───── Information given ─────

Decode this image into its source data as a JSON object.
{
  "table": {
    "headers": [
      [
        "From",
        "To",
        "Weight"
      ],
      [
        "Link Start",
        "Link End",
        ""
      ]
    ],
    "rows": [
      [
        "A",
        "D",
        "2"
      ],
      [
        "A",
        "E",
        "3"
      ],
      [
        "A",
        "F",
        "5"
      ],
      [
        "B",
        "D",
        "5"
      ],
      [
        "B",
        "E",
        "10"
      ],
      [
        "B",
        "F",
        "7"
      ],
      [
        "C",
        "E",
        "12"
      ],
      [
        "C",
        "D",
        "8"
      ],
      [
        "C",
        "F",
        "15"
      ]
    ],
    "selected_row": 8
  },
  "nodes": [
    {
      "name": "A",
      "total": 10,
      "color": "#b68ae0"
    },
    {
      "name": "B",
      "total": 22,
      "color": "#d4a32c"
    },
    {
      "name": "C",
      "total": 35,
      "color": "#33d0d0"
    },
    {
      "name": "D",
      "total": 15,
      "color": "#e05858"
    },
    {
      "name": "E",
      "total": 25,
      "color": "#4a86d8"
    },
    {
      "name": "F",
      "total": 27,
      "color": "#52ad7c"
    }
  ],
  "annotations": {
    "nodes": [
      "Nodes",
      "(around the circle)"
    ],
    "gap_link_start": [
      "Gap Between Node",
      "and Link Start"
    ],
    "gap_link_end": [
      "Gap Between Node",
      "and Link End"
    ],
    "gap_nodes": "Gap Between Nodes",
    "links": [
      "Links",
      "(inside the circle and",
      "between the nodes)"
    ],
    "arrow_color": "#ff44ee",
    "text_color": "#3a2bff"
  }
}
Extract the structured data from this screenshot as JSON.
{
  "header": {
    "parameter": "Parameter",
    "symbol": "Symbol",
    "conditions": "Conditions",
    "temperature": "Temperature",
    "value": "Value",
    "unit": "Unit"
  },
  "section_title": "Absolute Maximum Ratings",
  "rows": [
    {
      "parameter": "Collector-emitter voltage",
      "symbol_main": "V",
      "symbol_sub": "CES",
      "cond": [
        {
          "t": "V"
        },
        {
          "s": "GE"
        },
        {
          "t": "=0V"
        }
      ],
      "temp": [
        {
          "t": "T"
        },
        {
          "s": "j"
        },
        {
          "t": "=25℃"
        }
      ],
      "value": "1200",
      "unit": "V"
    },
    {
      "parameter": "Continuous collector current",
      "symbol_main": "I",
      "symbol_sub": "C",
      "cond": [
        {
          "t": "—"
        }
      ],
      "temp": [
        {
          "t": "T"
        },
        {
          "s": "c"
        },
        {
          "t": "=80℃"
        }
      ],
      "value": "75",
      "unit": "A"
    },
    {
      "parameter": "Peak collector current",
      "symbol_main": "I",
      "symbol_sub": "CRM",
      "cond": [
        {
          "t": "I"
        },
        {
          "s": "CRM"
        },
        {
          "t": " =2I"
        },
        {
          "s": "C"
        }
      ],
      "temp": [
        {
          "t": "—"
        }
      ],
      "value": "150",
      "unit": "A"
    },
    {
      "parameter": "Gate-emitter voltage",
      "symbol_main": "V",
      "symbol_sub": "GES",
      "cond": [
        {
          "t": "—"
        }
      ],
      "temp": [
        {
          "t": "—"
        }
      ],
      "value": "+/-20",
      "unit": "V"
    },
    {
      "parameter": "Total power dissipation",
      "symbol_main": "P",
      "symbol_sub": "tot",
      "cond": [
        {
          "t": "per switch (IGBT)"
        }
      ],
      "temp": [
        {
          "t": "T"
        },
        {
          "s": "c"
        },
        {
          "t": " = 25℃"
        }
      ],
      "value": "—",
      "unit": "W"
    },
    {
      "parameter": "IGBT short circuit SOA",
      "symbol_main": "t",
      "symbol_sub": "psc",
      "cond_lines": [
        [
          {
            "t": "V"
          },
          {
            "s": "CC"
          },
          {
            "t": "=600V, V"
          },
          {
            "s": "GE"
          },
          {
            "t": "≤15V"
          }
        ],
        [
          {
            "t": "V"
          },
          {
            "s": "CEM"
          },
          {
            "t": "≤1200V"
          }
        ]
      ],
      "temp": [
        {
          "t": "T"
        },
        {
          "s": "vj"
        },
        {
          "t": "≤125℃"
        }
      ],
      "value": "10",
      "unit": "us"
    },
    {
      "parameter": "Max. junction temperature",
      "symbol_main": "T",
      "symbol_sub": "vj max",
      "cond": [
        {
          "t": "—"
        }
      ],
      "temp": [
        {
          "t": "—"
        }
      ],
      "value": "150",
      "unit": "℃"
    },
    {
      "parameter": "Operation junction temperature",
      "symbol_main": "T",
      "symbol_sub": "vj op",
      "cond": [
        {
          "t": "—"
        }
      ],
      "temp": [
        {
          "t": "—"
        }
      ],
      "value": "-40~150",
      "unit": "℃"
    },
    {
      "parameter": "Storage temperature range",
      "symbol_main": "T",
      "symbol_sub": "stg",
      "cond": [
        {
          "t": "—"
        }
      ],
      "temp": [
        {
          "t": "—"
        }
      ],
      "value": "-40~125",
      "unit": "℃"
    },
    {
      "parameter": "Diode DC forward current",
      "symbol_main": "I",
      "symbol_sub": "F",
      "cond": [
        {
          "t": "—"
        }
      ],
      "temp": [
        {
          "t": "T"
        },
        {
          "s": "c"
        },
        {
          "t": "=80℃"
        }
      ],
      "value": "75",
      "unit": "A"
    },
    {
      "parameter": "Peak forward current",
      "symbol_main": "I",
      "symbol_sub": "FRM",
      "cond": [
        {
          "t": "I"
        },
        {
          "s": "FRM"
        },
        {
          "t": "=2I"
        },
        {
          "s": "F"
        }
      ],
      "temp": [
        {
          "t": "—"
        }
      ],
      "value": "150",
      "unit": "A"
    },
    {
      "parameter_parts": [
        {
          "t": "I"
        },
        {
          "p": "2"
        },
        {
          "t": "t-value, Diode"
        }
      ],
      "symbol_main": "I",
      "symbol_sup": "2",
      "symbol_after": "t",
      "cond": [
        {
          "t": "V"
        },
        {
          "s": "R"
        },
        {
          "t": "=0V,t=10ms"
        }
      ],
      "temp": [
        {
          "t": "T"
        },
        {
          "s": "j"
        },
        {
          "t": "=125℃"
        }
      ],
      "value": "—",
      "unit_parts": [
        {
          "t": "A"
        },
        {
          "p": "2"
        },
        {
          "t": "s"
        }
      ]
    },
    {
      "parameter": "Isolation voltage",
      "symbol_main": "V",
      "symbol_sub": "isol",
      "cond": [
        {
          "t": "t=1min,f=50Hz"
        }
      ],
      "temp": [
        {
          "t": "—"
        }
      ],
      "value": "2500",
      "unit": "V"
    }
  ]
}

─────

*What you need to do*
All of the entries need to be reproduced exactly; please write them out.

*Exercise result*
Decode this image into its source data as a JSON object.
{
  "table": {
    "headers": [
      [
        "From",
        "To",
        "Weight"
      ],
      [
        "Link Start",
        "Link End",
        ""
      ]
    ],
    "rows": [
      [
        "A",
        "D",
        "2"
      ],
      [
        "A",
        "E",
        "3"
      ],
      [
        "A",
        "F",
        "5"
      ],
      [
        "B",
        "D",
        "5"
      ],
      [
        "B",
        "E",
        "10"
      ],
      [
        "B",
        "F",
        "7"
      ],
      [
        "C",
        "E",
        "12"
      ],
      [
        "C",
        "D",
        "8"
      ],
      [
        "C",
        "F",
        "15"
      ]
    ],
    "selected_row": 8
  },
  "nodes": [
    {
      "name": "A",
      "total": 10,
      "color": "#b68ae0"
    },
    {
      "name": "B",
      "total": 22,
      "color": "#d4a32c"
    },
    {
      "name": "C",
      "total": 35,
      "color": "#33d0d0"
    },
    {
      "name": "D",
      "total": 15,
      "color": "#e05858"
    },
    {
      "name": "E",
      "total": 25,
      "color": "#4a86d8"
    },
    {
      "name": "F",
      "total": 27,
      "color": "#52ad7c"
    }
  ],
  "annotations": {
    "nodes": [
      "Nodes",
      "(around the circle)"
    ],
    "gap_link_start": [
      "Gap Between Node",
      "and Link Start"
    ],
    "gap_link_end": [
      "Gap Between Node",
      "and Link End"
    ],
    "gap_nodes": "Gap Between Nodes",
    "links": [
      "Links",
      "(inside the circle and",
      "between the nodes)"
    ],
    "arrow_color": "#ff44ee",
    "text_color": "#3a2bff"
  }
}
Extract the structured data from this screenshot as JSON.
{
  "header": {
    "parameter": "Parameter",
    "symbol": "Symbol",
    "conditions": "Conditions",
    "temperature": "Temperature",
    "value": "Value",
    "unit": "Unit"
  },
  "section_title": "Absolute Maximum Ratings",
  "rows": [
    {
      "parameter": "Collector-emitter voltage",
      "symbol_main": "V",
      "symbol_sub": "CES",
      "cond": [
        {
          "t": "V"
        },
        {
          "s": "GE"
        },
        {
          "t": "=0V"
        }
      ],
      "temp": [
        {
          "t": "T"
        },
        {
          "s": "j"
        },
        {
          "t": "=25℃"
        }
      ],
      "value": "1200",
      "unit": "V"
    },
    {
      "parameter": "Continuous collector current",
      "symbol_main": "I",
      "symbol_sub": "C",
      "cond": [
        {
          "t": "—"
        }
      ],
      "temp": [
        {
          "t": "T"
        },
        {
          "s": "c"
        },
        {
          "t": "=80℃"
        }
      ],
      "value": "75",
      "unit": "A"
    },
    {
      "parameter": "Peak collector current",
      "symbol_main": "I",
      "symbol_sub": "CRM",
      "cond": [
        {
          "t": "I"
        },
        {
          "s": "CRM"
        },
        {
          "t": " =2I"
        },
        {
          "s": "C"
        }
      ],
      "temp": [
        {
          "t": "—"
        }
      ],
      "value": "150",
      "unit": "A"
    },
    {
      "parameter": "Gate-emitter voltage",
      "symbol_main": "V",
      "symbol_sub": "GES",
      "cond": [
        {
          "t": "—"
        }
      ],
      "temp": [
        {
          "t": "—"
        }
      ],
      "value": "+/-20",
      "unit": "V"
    },
    {
      "parameter": "Total power dissipation",
      "symbol_main": "P",
      "symbol_sub": "tot",
      "cond": [
        {
          "t": "per switch (IGBT)"
        }
      ],
      "temp": [
        {
          "t": "T"
        },
        {
          "s": "c"
        },
        {
          "t": " = 25℃"
        }
      ],
      "value": "—",
      "unit": "W"
    },
    {
      "parameter": "IGBT short circuit SOA",
      "symbol_main": "t",
      "symbol_sub": "psc",
      "cond_lines": [
        [
          {
            "t": "V"
          },
          {
            "s": "CC"
          },
          {
            "t": "=600V, V"
          },
          {
            "s": "GE"
          },
          {
            "t": "≤15V"
          }
        ],
        [
          {
            "t": "V"
          },
          {
            "s": "CEM"
          },
          {
            "t": "≤1200V"
          }
        ]
      ],
      "temp": [
        {
          "t": "T"
        },
        {
          "s": "vj"
        },
        {
          "t": "≤125℃"
        }
      ],
      "value": "10",
      "unit": "us"
    },
    {
      "parameter": "Max. junction temperature",
      "symbol_main": "T",
      "symbol_sub": "vj max",
      "cond": [
        {
          "t": "—"
        }
      ],
      "temp": [
        {
          "t": "—"
        }
      ],
      "value": "150",
      "unit": "℃"
    },
    {
      "parameter": "Operation junction temperature",
      "symbol_main": "T",
      "symbol_sub": "vj op",
      "cond": [
        {
          "t": "—"
        }
      ],
      "temp": [
        {
          "t": "—"
        }
      ],
      "value": "-40~150",
      "unit": "℃"
    },
    {
      "parameter": "Storage temperature range",
      "symbol_main": "T",
      "symbol_sub": "stg",
      "cond": [
        {
          "t": "—"
        }
      ],
      "temp": [
        {
          "t": "—"
        }
      ],
      "value": "-40~125",
      "unit": "℃"
    },
    {
      "parameter": "Diode DC forward current",
      "symbol_main": "I",
      "symbol_sub": "F",
      "cond": [
        {
          "t": "—"
        }
      ],
      "temp": [
        {
          "t": "T"
        },
        {
          "s": "c"
        },
        {
          "t": "=80℃"
        }
      ],
      "value": "75",
      "unit": "A"
    },
    {
      "parameter": "Peak forward current",
      "symbol_main": "I",
      "symbol_sub": "FRM",
      "cond": [
        {
          "t": "I"
        },
        {
          "s": "FRM"
        },
        {
          "t": "=2I"
        },
        {
          "s": "F"
        }
      ],
      "temp": [
        {
          "t": "—"
        }
      ],
      "value": "150",
      "unit": "A"
    },
    {
      "parameter_parts": [
        {
          "t": "I"
        },
        {
          "p": "2"
        },
        {
          "t": "t-value, Diode"
        }
      ],
      "symbol_main": "I",
      "symbol_sup": "2",
      "symbol_after": "t",
      "cond": [
        {
          "t": "V"
        },
        {
          "s": "R"
        },
        {
          "t": "=0V,t=10ms"
        }
      ],
      "temp": [
        {
          "t": "T"
        },
        {
          "s": "j"
        },
        {
          "t": "=125℃"
        }
      ],
      "value": "—",
      "unit_parts": [
        {
          "t": "A"
        },
        {
          "p": "2"
        },
        {
          "t": "s"
        }
      ]
    },
    {
      "parameter": "Isolation voltage",
      "symbol_main": "V",
      "symbol_sub": "isol",
      "cond": [
        {
          "t": "t=1min,f=50Hz"
        }
      ],
      "temp": [
        {
          "t": "—"
        }
      ],
      "value": "2500",
      "unit": "V"
    }
  ]
}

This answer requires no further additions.